__What you will do__. Are you able to quote each entry exactly as written?

Saved entries
┌──
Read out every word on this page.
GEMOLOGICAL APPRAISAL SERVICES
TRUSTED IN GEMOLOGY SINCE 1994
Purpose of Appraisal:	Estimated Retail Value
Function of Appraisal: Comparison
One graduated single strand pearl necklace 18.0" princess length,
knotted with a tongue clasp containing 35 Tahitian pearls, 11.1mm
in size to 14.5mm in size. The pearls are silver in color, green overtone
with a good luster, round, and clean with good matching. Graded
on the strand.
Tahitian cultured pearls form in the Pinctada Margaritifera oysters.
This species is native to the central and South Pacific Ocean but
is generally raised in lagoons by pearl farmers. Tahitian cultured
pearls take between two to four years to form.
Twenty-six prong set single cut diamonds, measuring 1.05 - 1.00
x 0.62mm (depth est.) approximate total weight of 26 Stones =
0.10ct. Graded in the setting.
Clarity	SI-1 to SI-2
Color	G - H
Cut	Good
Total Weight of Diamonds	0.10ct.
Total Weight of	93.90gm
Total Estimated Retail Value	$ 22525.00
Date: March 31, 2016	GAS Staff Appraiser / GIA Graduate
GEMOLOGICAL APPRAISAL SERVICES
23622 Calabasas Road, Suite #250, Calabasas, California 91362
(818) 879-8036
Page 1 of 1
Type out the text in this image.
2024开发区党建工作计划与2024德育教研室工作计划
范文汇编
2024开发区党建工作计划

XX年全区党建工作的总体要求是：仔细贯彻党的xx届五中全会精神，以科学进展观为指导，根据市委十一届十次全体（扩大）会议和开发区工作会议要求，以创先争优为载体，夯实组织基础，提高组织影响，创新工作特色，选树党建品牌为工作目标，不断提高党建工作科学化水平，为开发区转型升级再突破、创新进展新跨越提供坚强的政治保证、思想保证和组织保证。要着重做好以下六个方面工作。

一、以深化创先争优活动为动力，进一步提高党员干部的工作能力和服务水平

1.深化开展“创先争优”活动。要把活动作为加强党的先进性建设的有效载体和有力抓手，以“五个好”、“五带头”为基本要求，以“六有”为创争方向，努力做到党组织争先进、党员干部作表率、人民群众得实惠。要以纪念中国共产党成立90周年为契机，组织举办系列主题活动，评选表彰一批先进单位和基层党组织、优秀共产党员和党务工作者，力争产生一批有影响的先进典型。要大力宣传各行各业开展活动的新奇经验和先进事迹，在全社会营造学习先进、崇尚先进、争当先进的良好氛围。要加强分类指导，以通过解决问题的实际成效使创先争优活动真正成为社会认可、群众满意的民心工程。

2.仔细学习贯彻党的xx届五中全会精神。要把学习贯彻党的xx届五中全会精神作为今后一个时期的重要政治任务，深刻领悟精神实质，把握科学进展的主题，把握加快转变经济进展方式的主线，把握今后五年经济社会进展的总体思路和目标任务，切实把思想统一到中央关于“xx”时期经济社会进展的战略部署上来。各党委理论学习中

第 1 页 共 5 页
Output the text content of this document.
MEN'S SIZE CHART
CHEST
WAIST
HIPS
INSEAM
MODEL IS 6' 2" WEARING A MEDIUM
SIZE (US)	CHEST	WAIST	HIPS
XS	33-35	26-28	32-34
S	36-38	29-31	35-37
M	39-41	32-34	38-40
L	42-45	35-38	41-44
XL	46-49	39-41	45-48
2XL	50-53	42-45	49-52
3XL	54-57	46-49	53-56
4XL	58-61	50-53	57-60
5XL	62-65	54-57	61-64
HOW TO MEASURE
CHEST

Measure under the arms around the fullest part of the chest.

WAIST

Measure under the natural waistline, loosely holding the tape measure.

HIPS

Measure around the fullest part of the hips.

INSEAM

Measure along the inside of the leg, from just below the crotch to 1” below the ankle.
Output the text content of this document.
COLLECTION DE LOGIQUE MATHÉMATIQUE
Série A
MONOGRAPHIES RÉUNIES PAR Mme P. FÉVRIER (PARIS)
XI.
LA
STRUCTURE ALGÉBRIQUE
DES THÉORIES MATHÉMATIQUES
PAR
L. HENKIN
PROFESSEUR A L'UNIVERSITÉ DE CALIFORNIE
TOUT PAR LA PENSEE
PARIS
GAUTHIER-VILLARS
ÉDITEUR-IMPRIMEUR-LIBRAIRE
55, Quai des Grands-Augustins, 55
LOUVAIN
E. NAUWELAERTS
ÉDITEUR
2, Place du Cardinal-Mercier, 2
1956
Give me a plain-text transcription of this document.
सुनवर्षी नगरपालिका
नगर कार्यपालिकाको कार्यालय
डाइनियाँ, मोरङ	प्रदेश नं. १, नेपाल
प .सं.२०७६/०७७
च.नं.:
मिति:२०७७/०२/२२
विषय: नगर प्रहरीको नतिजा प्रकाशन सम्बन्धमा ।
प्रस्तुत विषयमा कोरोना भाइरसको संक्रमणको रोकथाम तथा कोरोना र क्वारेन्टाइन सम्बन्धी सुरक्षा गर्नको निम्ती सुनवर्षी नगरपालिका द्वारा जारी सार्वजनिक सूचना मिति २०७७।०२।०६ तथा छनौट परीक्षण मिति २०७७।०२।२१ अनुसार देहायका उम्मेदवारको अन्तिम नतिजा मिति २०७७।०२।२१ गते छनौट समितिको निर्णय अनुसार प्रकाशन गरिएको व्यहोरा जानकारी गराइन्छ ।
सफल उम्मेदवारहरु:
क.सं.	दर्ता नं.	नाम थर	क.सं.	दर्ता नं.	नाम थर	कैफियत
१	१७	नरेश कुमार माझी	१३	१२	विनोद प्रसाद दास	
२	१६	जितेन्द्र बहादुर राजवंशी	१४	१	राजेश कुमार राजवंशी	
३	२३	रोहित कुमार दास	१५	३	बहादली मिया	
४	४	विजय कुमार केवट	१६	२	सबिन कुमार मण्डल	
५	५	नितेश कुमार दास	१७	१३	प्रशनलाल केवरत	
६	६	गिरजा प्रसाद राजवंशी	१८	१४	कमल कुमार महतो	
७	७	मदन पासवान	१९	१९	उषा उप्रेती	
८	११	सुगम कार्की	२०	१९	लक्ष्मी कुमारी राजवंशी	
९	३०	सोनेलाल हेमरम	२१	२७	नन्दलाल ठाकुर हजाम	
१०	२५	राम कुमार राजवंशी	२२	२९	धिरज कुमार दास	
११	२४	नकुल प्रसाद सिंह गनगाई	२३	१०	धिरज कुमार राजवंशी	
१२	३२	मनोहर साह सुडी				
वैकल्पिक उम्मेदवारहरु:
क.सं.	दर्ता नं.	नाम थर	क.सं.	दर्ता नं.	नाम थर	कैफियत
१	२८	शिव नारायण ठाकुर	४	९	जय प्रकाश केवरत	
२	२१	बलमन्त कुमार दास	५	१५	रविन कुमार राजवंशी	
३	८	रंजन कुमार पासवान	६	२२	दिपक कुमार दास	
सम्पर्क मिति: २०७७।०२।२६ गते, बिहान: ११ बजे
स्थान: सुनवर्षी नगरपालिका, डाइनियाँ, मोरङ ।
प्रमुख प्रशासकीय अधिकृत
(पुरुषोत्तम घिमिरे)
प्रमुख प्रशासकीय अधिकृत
└──
__Result__.
Read out every word on this page.
GEMOLOGICAL APPRAISAL SERVICES
TRUSTED IN GEMOLOGY SINCE 1994
Purpose of Appraisal:	Estimated Retail Value
Function of Appraisal: Comparison
One graduated single strand pearl necklace 18.0" princess length,
knotted with a tongue clasp containing 35 Tahitian pearls, 11.1mm
in size to 14.5mm in size. The pearls are silver in color, green overtone
with a good luster, round, and clean with good matching. Graded
on the strand.
Tahitian cultured pearls form in the Pinctada Margaritifera oysters.
This species is native to the central and South Pacific Ocean but
is generally raised in lagoons by pearl farmers. Tahitian cultured
pearls take between two to four years to form.
Twenty-six prong set single cut diamonds, measuring 1.05 - 1.00
x 0.62mm (depth est.) approximate total weight of 26 Stones =
0.10ct. Graded in the setting.
Clarity	SI-1 to SI-2
Color	G - H
Cut	Good
Total Weight of Diamonds	0.10ct.
Total Weight of	93.90gm
Total Estimated Retail Value	$ 22525.00
Date: March 31, 2016	GAS Staff Appraiser / GIA Graduate
GEMOLOGICAL APPRAISAL SERVICES
23622 Calabasas Road, Suite #250, Calabasas, California 91362
(818) 879-8036
Page 1 of 1
Type out the text in this image.
2024开发区党建工作计划与2024德育教研室工作计划
范文汇编
2024开发区党建工作计划

XX年全区党建工作的总体要求是：仔细贯彻党的xx届五中全会精神，以科学进展观为指导，根据市委十一届十次全体（扩大）会议和开发区工作会议要求，以创先争优为载体，夯实组织基础，提高组织影响，创新工作特色，选树党建品牌为工作目标，不断提高党建工作科学化水平，为开发区转型升级再突破、创新进展新跨越提供坚强的政治保证、思想保证和组织保证。要着重做好以下六个方面工作。

一、以深化创先争优活动为动力，进一步提高党员干部的工作能力和服务水平

1.深化开展“创先争优”活动。要把活动作为加强党的先进性建设的有效载体和有力抓手，以“五个好”、“五带头”为基本要求，以“六有”为创争方向，努力做到党组织争先进、党员干部作表率、人民群众得实惠。要以纪念中国共产党成立90周年为契机，组织举办系列主题活动，评选表彰一批先进单位和基层党组织、优秀共产党员和党务工作者，力争产生一批有影响的先进典型。要大力宣传各行各业开展活动的新奇经验和先进事迹，在全社会营造学习先进、崇尚先进、争当先进的良好氛围。要加强分类指导，以通过解决问题的实际成效使创先争优活动真正成为社会认可、群众满意的民心工程。

2.仔细学习贯彻党的xx届五中全会精神。要把学习贯彻党的xx届五中全会精神作为今后一个时期的重要政治任务，深刻领悟精神实质，把握科学进展的主题，把握加快转变经济进展方式的主线，把握今后五年经济社会进展的总体思路和目标任务，切实把思想统一到中央关于“xx”时期经济社会进展的战略部署上来。各党委理论学习中

第 1 页 共 5 页
Output the text content of this document.
MEN'S SIZE CHART
CHEST
WAIST
HIPS
INSEAM
MODEL IS 6' 2" WEARING A MEDIUM
SIZE (US)	CHEST	WAIST	HIPS
XS	33-35	26-28	32-34
S	36-38	29-31	35-37
M	39-41	32-34	38-40
L	42-45	35-38	41-44
XL	46-49	39-41	45-48
2XL	50-53	42-45	49-52
3XL	54-57	46-49	53-56
4XL	58-61	50-53	57-60
5XL	62-65	54-57	61-64
HOW TO MEASURE
CHEST

Measure under the arms around the fullest part of the chest.

WAIST

Measure under the natural waistline, loosely holding the tape measure.

HIPS

Measure around the fullest part of the hips.

INSEAM

Measure along the inside of the leg, from just below the crotch to 1” below the ankle.
Output the text content of this document.
COLLECTION DE LOGIQUE MATHÉMATIQUE
Série A
MONOGRAPHIES RÉUNIES PAR Mme P. FÉVRIER (PARIS)
XI.
LA
STRUCTURE ALGÉBRIQUE
DES THÉORIES MATHÉMATIQUES
PAR
L. HENKIN
PROFESSEUR A L'UNIVERSITÉ DE CALIFORNIE
TOUT PAR LA PENSEE
PARIS
GAUTHIER-VILLARS
ÉDITEUR-IMPRIMEUR-LIBRAIRE
55, Quai des Grands-Augustins, 55
LOUVAIN
E. NAUWELAERTS
ÉDITEUR
2, Place du Cardinal-Mercier, 2
1956
Give me a plain-text transcription of this document.
सुनवर्षी नगरपालिका
नगर कार्यपालिकाको कार्यालय
डाइनियाँ, मोरङ	प्रदेश नं. १, नेपाल
प .सं.२०७६/०७७
च.नं.:
मिति:२०७७/०२/२२
विषय: नगर प्रहरीको नतिजा प्रकाशन सम्बन्धमा ।
प्रस्तुत विषयमा कोरोना भाइरसको संक्रमणको रोकथाम तथा कोरोना र क्वारेन्टाइन सम्बन्धी सुरक्षा गर्नको निम्ती सुनवर्षी नगरपालिका द्वारा जारी सार्वजनिक सूचना मिति २०७७।०२।०६ तथा छनौट परीक्षण मिति २०७७।०२।२१ अनुसार देहायका उम्मेदवारको अन्तिम नतिजा मिति २०७७।०२।२१ गते छनौट समितिको निर्णय अनुसार प्रकाशन गरिएको व्यहोरा जानकारी गराइन्छ ।
सफल उम्मेदवारहरु:
क.सं.	दर्ता नं.	नाम थर	क.सं.	दर्ता नं.	नाम थर	कैफियत
१	१७	नरेश कुमार माझी	१३	१२	विनोद प्रसाद दास	
२	१६	जितेन्द्र बहादुर राजवंशी	१४	१	राजेश कुमार राजवंशी	
३	२३	रोहित कुमार दास	१५	३	बहादली मिया	
४	४	विजय कुमार केवट	१६	२	सबिन कुमार मण्डल	
५	५	नितेश कुमार दास	१७	१३	प्रशनलाल केवरत	
६	६	गिरजा प्रसाद राजवंशी	१८	१४	कमल कुमार महतो	
७	७	मदन पासवान	१९	१९	उषा उप्रेती	
८	११	सुगम कार्की	२०	१९	लक्ष्मी कुमारी राजवंशी	
९	३०	सोनेलाल हेमरम	२१	२७	नन्दलाल ठाकुर हजाम	
१०	२५	राम कुमार राजवंशी	२२	२९	धिरज कुमार दास	
११	२४	नकुल प्रसाद सिंह गनगाई	२३	१०	धिरज कुमार राजवंशी	
१२	३२	मनोहर साह सुडी				
वैकल्पिक उम्मेदवारहरु:
क.सं.	दर्ता नं.	नाम थर	क.सं.	दर्ता नं.	नाम थर	कैफियत
१	२८	शिव नारायण ठाकुर	४	९	जय प्रकाश केवरत	
२	२१	बलमन्त कुमार दास	५	१५	रविन कुमार राजवंशी	
३	८	रंजन कुमार पासवान	६	२२	दिपक कुमार दास	
सम्पर्क मिति: २०७७।०२।२६ गते, बिहान: ११ बजे
स्थान: सुनवर्षी नगरपालिका, डाइनियाँ, मोरङ ।
प्रमुख प्रशासकीय अधिकृत
(पुरुषोत्तम घिमिरे)
प्रमुख प्रशासकीय अधिकृत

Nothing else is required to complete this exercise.